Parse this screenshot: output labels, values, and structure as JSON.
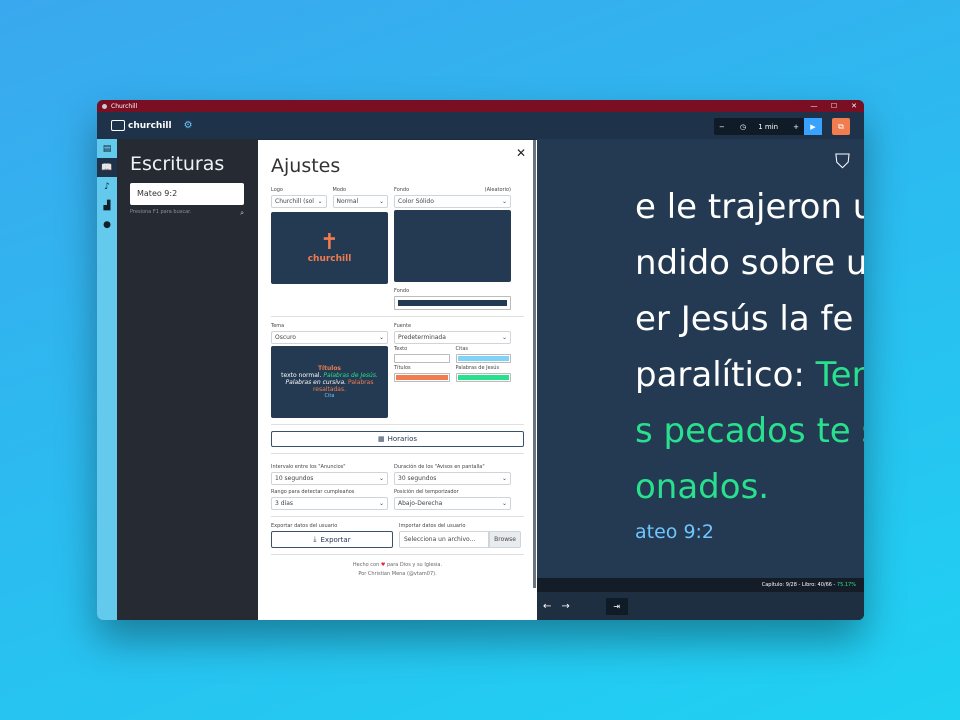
{
  "window": {
    "title": "Churchill",
    "controls": [
      "—",
      "☐",
      "✕"
    ]
  },
  "topbar": {
    "brand": "churchill",
    "timer_minus": "−",
    "timer_label": "1 min",
    "timer_plus": "+"
  },
  "rail": {
    "icons": [
      "layout-icon",
      "book-icon",
      "music-icon",
      "cake-icon",
      "palette-icon"
    ]
  },
  "sidebar": {
    "title": "Escrituras",
    "search_value": "Mateo 9:2",
    "hint": "Presiona F1 para buscar."
  },
  "viewer": {
    "lines": [
      "e le trajeron un",
      "ndido sobre una",
      "er Jesús la fe de",
      "paralítico:"
    ],
    "line4_green": "Ten",
    "green_lines": [
      "s pecados te son",
      "onados."
    ],
    "reference": "ateo 9:2",
    "status": "Capítulo: 9/28 - Libro: 40/66 - ",
    "status_pct": "75.17%"
  },
  "navbar": {
    "prev": "←",
    "next": "→",
    "end": "⇥"
  },
  "settings": {
    "title": "Ajustes",
    "logo_label": "Logo",
    "logo_value": "Churchill (sol",
    "mode_label": "Modo",
    "mode_value": "Normal",
    "bg_label": "Fondo",
    "bg_random": "(Aleatorio)",
    "bg_value": "Color Sólido",
    "logo_text": "churchill",
    "bg2_label": "Fondo",
    "theme_label": "Tema",
    "theme_value": "Oscuro",
    "font_label": "Fuente",
    "font_value": "Predeterminada",
    "text_label": "Texto",
    "cites_label": "Citas",
    "titles_label": "Títulos",
    "words_label": "Palabras de Jesús",
    "preview_title": "Títulos",
    "preview_normal": "texto normal.",
    "preview_words": "Palabras de Jesús.",
    "preview_italic": "Palabras en cursiva.",
    "preview_highlight": "Palabras resaltadas.",
    "preview_cite": "Cita",
    "schedule_button": "Horarios",
    "ads_interval_label": "Intervalo entre los \"Anuncios\"",
    "ads_interval_value": "10 segundos",
    "notice_duration_label": "Duración de los \"Avisos en pantalla\"",
    "notice_duration_value": "30 segundos",
    "birthday_label": "Rango para detectar cumpleaños",
    "birthday_value": "3 días",
    "timer_pos_label": "Posición del temporizador",
    "timer_pos_value": "Abajo-Derecha",
    "export_label": "Exportar datos del usuario",
    "export_button": "Exportar",
    "import_label": "Importar datos del usuario",
    "import_placeholder": "Selecciona un archivo...",
    "browse_button": "Browse",
    "footer_line1a": "Hecho con",
    "footer_line1b": "para Dios y su Iglesia.",
    "footer_line2": "Por Christian Mena (@vtam07)."
  },
  "colors": {
    "accent": "#39a2ff",
    "green": "#28e08d",
    "titles": "#f07c4f",
    "bg": "#243a52"
  }
}
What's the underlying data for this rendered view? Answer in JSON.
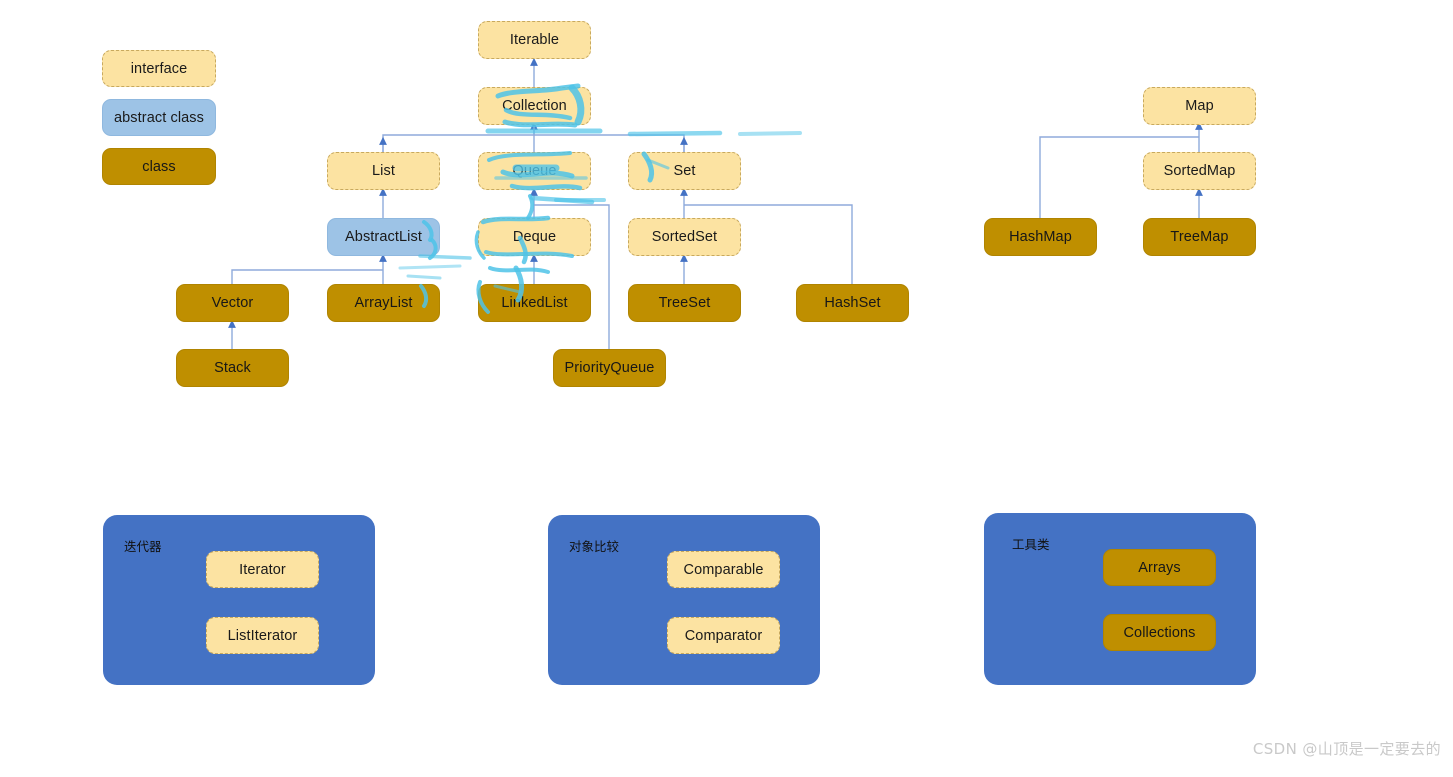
{
  "legend": {
    "items": [
      {
        "label": "interface",
        "kind": "interface",
        "color": "#FCE3A2"
      },
      {
        "label": "abstract class",
        "kind": "abstract",
        "color": "#9DC3E6"
      },
      {
        "label": "class",
        "kind": "class",
        "color": "#BF8F00"
      }
    ]
  },
  "collection_tree": {
    "nodes": [
      {
        "label": "Iterable",
        "kind": "interface"
      },
      {
        "label": "Collection",
        "kind": "interface"
      },
      {
        "label": "List",
        "kind": "interface"
      },
      {
        "label": "Queue",
        "kind": "interface"
      },
      {
        "label": "Set",
        "kind": "interface"
      },
      {
        "label": "AbstractList",
        "kind": "abstract"
      },
      {
        "label": "Deque",
        "kind": "interface"
      },
      {
        "label": "SortedSet",
        "kind": "interface"
      },
      {
        "label": "Vector",
        "kind": "class"
      },
      {
        "label": "ArrayList",
        "kind": "class"
      },
      {
        "label": "LinkedList",
        "kind": "class"
      },
      {
        "label": "TreeSet",
        "kind": "class"
      },
      {
        "label": "HashSet",
        "kind": "class"
      },
      {
        "label": "Stack",
        "kind": "class"
      },
      {
        "label": "PriorityQueue",
        "kind": "class"
      }
    ]
  },
  "map_tree": {
    "nodes": [
      {
        "label": "Map",
        "kind": "interface"
      },
      {
        "label": "SortedMap",
        "kind": "interface"
      },
      {
        "label": "HashMap",
        "kind": "class"
      },
      {
        "label": "TreeMap",
        "kind": "class"
      }
    ]
  },
  "panels": [
    {
      "title": "迭代器",
      "items": [
        {
          "label": "Iterator",
          "kind": "interface"
        },
        {
          "label": "ListIterator",
          "kind": "interface"
        }
      ]
    },
    {
      "title": "对象比较",
      "items": [
        {
          "label": "Comparable",
          "kind": "interface"
        },
        {
          "label": "Comparator",
          "kind": "interface"
        }
      ]
    },
    {
      "title": "工具类",
      "items": [
        {
          "label": "Arrays",
          "kind": "class"
        },
        {
          "label": "Collections",
          "kind": "class"
        }
      ]
    }
  ],
  "watermark": {
    "text": "CSDN @山顶是一定要去的"
  },
  "colors": {
    "interface_fill": "#FCE3A2",
    "interface_border": "#C8A95E",
    "abstract_fill": "#9DC3E6",
    "class_fill": "#BF8F00",
    "panel_fill": "#4472C4",
    "wire": "#8FAADC",
    "arrow": "#4472C4",
    "highlight": "#4FC3E8",
    "background": "#FFFFFF"
  }
}
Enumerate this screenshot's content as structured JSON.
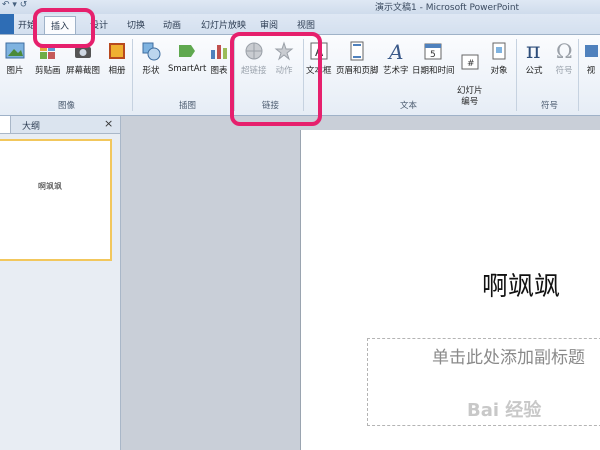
{
  "window": {
    "title": "演示文稿1 - Microsoft PowerPoint",
    "quick_access": "↶ ▾ ↺"
  },
  "tabs": {
    "file_label": "",
    "home": "开始",
    "insert": "插入",
    "design": "设计",
    "transitions": "切换",
    "animations": "动画",
    "slideshow": "幻灯片放映",
    "review": "审阅",
    "view": "视图"
  },
  "ribbon": {
    "images": {
      "group": "图像",
      "picture": "图片",
      "clipart": "剪贴画",
      "screenshot": "屏幕截图",
      "album": "相册"
    },
    "illustrations": {
      "group": "插图",
      "shapes": "形状",
      "smartart": "SmartArt",
      "chart": "图表"
    },
    "links": {
      "group": "链接",
      "hyperlink": "超链接",
      "action": "动作"
    },
    "text": {
      "group": "文本",
      "textbox": "文本框",
      "headerfooter": "页眉和页脚",
      "wordart": "艺术字",
      "datetime": "日期和时间",
      "slidenum": "幻灯片\n编号",
      "object": "对象"
    },
    "symbols": {
      "group": "符号",
      "equation": "公式",
      "symbol": "符号",
      "video_label": "视"
    }
  },
  "left_pane": {
    "outline_tab": "大纲",
    "close": "×",
    "thumb_title": "啊飒飒"
  },
  "slide": {
    "title": "啊飒飒",
    "subtitle_placeholder": "单击此处添加副标题"
  },
  "watermark": "Bai 经验",
  "colors": {
    "highlight": "#e6206d",
    "file_tab": "#2e6db5"
  }
}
■ ■ ■ ■ ■
-- SHORT EXERCISE --
Write out exactly the lines beginning with the line that holds "Enumerate this screenshot's" and ending with the final line of the data, both ends included, without the pictures.

-- FINISHED ANSWER --
Enumerate this screenshot's content as structured JSON.
{
  "window": {
    "title": "演示文稿1 - Microsoft PowerPoint",
    "quick_access": "↶ ▾ ↺"
  },
  "tabs": {
    "file_label": "",
    "home": "开始",
    "insert": "插入",
    "design": "设计",
    "transitions": "切换",
    "animations": "动画",
    "slideshow": "幻灯片放映",
    "review": "审阅",
    "view": "视图"
  },
  "ribbon": {
    "images": {
      "group": "图像",
      "picture": "图片",
      "clipart": "剪贴画",
      "screenshot": "屏幕截图",
      "album": "相册"
    },
    "illustrations": {
      "group": "插图",
      "shapes": "形状",
      "smartart": "SmartArt",
      "chart": "图表"
    },
    "links": {
      "group": "链接",
      "hyperlink": "超链接",
      "action": "动作"
    },
    "text": {
      "group": "文本",
      "textbox": "文本框",
      "headerfooter": "页眉和页脚",
      "wordart": "艺术字",
      "datetime": "日期和时间",
      "slidenum": "幻灯片\n编号",
      "object": "对象"
    },
    "symbols": {
      "group": "符号",
      "equation": "公式",
      "symbol": "符号",
      "video_label": "视"
    }
  },
  "left_pane": {
    "outline_tab": "大纲",
    "close": "×",
    "thumb_title": "啊飒飒"
  },
  "slide": {
    "title": "啊飒飒",
    "subtitle_placeholder": "单击此处添加副标题"
  },
  "watermark": "Bai 经验",
  "colors": {
    "highlight": "#e6206d",
    "file_tab": "#2e6db5"
  }
}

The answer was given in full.